Work out the number of lines with the word "Output" in the material below, then reply with that number only.

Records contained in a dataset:
====================

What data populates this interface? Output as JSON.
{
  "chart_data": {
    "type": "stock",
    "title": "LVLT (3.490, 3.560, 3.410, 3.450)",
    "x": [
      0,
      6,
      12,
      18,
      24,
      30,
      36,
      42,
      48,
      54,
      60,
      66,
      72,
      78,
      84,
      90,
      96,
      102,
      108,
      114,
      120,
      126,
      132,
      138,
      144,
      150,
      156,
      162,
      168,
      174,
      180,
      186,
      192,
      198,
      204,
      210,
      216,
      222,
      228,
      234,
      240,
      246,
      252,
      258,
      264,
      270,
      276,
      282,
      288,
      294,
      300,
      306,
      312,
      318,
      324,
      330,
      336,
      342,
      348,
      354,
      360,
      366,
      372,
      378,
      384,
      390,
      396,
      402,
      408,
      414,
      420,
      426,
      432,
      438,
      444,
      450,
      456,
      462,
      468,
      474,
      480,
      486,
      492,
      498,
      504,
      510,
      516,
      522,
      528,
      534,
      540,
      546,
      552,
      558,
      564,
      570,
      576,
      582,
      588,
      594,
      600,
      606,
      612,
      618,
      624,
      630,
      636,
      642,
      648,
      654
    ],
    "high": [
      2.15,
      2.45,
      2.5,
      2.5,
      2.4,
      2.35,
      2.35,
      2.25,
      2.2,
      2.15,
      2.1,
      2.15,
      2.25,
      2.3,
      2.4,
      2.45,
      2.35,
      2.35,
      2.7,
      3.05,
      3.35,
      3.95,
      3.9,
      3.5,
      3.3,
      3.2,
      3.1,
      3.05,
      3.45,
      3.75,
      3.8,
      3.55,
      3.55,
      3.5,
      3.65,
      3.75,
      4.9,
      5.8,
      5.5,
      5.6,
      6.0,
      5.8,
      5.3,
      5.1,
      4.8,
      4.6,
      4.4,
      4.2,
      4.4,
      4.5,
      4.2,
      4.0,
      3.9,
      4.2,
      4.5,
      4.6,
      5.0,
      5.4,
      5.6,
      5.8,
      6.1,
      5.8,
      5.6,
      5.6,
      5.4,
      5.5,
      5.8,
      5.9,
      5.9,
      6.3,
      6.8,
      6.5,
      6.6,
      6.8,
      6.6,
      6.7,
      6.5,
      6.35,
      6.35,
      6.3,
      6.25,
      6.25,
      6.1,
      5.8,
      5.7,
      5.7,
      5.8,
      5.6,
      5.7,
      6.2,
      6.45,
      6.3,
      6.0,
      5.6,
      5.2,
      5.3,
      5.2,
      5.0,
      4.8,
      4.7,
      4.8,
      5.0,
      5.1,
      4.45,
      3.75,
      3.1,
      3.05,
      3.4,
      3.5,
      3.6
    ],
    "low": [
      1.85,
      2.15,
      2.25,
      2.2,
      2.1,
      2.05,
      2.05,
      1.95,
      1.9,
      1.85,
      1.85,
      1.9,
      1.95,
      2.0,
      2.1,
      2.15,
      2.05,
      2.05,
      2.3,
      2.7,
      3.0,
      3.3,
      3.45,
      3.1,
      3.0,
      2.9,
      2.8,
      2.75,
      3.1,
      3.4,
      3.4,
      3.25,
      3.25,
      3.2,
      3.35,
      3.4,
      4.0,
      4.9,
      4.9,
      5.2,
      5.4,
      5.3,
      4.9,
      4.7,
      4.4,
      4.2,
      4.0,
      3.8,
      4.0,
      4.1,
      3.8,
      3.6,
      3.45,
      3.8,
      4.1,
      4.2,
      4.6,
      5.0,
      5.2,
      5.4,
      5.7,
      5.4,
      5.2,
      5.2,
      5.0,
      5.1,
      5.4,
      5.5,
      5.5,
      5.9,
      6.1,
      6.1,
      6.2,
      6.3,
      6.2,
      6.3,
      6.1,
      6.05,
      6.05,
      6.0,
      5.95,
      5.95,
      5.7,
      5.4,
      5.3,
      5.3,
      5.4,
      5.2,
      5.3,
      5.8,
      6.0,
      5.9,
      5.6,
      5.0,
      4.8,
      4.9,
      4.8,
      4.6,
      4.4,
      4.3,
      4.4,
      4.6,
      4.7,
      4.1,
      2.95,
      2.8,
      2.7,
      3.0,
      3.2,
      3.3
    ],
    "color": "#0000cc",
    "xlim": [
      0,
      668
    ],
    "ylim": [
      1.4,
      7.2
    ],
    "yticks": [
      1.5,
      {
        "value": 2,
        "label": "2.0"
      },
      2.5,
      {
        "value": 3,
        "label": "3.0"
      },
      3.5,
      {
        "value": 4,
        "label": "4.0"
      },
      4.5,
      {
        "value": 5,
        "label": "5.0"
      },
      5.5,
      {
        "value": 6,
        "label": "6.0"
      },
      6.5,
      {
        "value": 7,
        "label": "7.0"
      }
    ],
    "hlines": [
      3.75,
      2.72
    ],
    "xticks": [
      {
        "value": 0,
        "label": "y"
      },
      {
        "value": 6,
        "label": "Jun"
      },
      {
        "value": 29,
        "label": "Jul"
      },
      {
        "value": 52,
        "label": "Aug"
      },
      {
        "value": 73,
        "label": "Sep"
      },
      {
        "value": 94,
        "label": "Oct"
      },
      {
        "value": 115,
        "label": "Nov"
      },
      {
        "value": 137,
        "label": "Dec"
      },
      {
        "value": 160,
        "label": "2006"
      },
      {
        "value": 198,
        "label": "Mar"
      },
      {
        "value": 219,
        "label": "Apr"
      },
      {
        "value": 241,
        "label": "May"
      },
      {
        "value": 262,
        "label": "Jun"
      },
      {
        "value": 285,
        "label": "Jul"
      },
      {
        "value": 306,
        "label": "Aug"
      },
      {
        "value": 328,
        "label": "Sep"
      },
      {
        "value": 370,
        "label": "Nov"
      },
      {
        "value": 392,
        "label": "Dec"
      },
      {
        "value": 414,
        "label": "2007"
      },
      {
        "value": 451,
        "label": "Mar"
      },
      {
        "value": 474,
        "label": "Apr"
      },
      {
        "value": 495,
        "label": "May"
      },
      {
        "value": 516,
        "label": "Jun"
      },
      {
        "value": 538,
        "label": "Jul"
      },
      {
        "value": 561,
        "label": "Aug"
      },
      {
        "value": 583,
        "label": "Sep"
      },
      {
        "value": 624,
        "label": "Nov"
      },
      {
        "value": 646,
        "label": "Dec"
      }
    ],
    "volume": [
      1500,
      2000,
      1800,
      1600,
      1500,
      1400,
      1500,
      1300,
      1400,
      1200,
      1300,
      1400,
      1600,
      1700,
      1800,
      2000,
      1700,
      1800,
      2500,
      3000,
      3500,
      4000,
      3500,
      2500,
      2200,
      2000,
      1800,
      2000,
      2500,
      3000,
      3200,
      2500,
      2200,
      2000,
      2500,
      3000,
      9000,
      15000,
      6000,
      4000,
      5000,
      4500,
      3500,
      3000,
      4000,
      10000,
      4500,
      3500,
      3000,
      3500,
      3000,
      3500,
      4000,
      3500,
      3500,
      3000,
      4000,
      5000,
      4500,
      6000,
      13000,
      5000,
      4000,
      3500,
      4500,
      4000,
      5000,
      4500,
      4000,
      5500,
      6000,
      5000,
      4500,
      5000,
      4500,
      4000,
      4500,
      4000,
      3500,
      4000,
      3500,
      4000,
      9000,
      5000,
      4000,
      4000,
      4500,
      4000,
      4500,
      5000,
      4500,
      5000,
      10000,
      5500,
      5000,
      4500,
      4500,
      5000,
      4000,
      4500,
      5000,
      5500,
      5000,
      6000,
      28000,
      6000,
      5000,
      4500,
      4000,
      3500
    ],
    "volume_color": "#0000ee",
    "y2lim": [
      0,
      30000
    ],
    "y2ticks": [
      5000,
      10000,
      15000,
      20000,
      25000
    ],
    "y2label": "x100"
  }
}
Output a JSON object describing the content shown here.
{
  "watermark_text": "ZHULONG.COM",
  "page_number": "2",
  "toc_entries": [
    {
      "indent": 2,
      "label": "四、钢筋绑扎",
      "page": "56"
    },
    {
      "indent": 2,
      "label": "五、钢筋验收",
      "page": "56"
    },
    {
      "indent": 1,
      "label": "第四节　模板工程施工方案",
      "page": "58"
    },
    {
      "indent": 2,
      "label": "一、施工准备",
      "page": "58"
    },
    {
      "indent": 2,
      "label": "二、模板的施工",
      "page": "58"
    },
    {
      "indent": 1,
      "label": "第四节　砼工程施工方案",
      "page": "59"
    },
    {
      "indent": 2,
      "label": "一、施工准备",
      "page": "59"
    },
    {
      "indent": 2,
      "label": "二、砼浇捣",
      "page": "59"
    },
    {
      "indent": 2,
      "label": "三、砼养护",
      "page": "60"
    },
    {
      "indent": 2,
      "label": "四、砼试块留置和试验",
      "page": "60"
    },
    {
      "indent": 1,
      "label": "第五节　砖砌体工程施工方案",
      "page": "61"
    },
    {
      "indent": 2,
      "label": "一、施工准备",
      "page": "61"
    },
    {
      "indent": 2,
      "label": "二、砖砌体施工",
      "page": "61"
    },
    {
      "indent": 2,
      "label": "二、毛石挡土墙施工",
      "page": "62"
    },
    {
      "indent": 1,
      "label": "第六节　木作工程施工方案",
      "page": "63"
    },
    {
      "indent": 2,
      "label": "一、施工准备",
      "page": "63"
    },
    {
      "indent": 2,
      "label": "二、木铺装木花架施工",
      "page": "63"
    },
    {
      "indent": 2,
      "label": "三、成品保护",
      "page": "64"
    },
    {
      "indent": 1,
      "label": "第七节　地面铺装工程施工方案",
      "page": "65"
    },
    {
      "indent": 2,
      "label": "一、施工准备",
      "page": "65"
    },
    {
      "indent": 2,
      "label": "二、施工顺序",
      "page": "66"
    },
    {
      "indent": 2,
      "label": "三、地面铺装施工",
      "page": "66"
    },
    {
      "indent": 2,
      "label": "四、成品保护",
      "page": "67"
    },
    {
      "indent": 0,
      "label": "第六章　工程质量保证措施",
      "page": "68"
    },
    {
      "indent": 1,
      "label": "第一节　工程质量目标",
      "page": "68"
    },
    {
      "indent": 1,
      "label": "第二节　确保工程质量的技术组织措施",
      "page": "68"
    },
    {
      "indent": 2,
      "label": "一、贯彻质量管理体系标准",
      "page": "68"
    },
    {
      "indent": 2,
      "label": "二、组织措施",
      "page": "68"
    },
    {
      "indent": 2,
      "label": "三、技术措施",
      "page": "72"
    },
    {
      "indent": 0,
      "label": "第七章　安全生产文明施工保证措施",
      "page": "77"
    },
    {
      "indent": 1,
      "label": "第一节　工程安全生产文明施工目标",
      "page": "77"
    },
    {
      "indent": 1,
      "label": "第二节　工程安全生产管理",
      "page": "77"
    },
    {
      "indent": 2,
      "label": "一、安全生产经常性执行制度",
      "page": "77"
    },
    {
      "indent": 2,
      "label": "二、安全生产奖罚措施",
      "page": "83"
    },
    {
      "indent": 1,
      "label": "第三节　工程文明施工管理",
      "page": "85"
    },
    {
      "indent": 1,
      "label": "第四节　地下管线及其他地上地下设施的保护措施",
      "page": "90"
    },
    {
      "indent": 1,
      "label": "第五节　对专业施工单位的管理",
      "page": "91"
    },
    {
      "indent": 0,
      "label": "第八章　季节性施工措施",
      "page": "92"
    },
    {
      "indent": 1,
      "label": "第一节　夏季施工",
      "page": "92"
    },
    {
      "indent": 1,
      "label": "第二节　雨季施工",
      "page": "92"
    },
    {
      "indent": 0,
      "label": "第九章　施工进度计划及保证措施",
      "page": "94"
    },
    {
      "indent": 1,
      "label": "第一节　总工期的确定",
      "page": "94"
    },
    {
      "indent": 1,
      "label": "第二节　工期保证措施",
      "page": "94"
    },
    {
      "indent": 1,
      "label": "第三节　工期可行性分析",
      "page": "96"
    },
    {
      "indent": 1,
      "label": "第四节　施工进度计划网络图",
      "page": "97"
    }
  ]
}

====================

ANSWER TO THE TASK:
2